Write out the material exactly, with the pictures left out.

▸ **Extracted entries**:
--*--

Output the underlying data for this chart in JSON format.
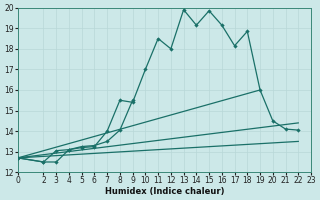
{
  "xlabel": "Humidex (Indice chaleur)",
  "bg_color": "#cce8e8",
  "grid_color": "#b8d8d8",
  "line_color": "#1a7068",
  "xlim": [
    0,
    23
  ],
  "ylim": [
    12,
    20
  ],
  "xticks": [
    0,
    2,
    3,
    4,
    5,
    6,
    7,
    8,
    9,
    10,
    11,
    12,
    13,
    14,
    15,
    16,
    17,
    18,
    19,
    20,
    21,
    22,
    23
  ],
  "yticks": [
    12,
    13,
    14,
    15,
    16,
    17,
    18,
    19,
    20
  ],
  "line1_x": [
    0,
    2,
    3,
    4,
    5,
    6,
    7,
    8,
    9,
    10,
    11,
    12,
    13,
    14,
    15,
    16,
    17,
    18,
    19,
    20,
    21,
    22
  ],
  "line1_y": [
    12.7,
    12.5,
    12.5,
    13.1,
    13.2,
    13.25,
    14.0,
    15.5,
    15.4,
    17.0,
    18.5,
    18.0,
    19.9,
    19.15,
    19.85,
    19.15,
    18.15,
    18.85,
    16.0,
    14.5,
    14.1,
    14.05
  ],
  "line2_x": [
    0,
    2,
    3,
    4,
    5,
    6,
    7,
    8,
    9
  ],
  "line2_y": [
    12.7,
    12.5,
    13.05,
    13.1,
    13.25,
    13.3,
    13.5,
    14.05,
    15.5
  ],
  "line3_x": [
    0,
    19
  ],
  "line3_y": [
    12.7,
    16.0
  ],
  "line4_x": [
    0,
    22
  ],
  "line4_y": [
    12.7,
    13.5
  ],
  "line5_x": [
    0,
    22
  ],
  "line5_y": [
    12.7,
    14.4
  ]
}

--*--

▸ **Written answer**:
Output the underlying data for this chart in JSON format.
{
  "xlabel": "Humidex (Indice chaleur)",
  "bg_color": "#cce8e8",
  "grid_color": "#b8d8d8",
  "line_color": "#1a7068",
  "xlim": [
    0,
    23
  ],
  "ylim": [
    12,
    20
  ],
  "xticks": [
    0,
    2,
    3,
    4,
    5,
    6,
    7,
    8,
    9,
    10,
    11,
    12,
    13,
    14,
    15,
    16,
    17,
    18,
    19,
    20,
    21,
    22,
    23
  ],
  "yticks": [
    12,
    13,
    14,
    15,
    16,
    17,
    18,
    19,
    20
  ],
  "line1_x": [
    0,
    2,
    3,
    4,
    5,
    6,
    7,
    8,
    9,
    10,
    11,
    12,
    13,
    14,
    15,
    16,
    17,
    18,
    19,
    20,
    21,
    22
  ],
  "line1_y": [
    12.7,
    12.5,
    12.5,
    13.1,
    13.2,
    13.25,
    14.0,
    15.5,
    15.4,
    17.0,
    18.5,
    18.0,
    19.9,
    19.15,
    19.85,
    19.15,
    18.15,
    18.85,
    16.0,
    14.5,
    14.1,
    14.05
  ],
  "line2_x": [
    0,
    2,
    3,
    4,
    5,
    6,
    7,
    8,
    9
  ],
  "line2_y": [
    12.7,
    12.5,
    13.05,
    13.1,
    13.25,
    13.3,
    13.5,
    14.05,
    15.5
  ],
  "line3_x": [
    0,
    19
  ],
  "line3_y": [
    12.7,
    16.0
  ],
  "line4_x": [
    0,
    22
  ],
  "line4_y": [
    12.7,
    13.5
  ],
  "line5_x": [
    0,
    22
  ],
  "line5_y": [
    12.7,
    14.4
  ]
}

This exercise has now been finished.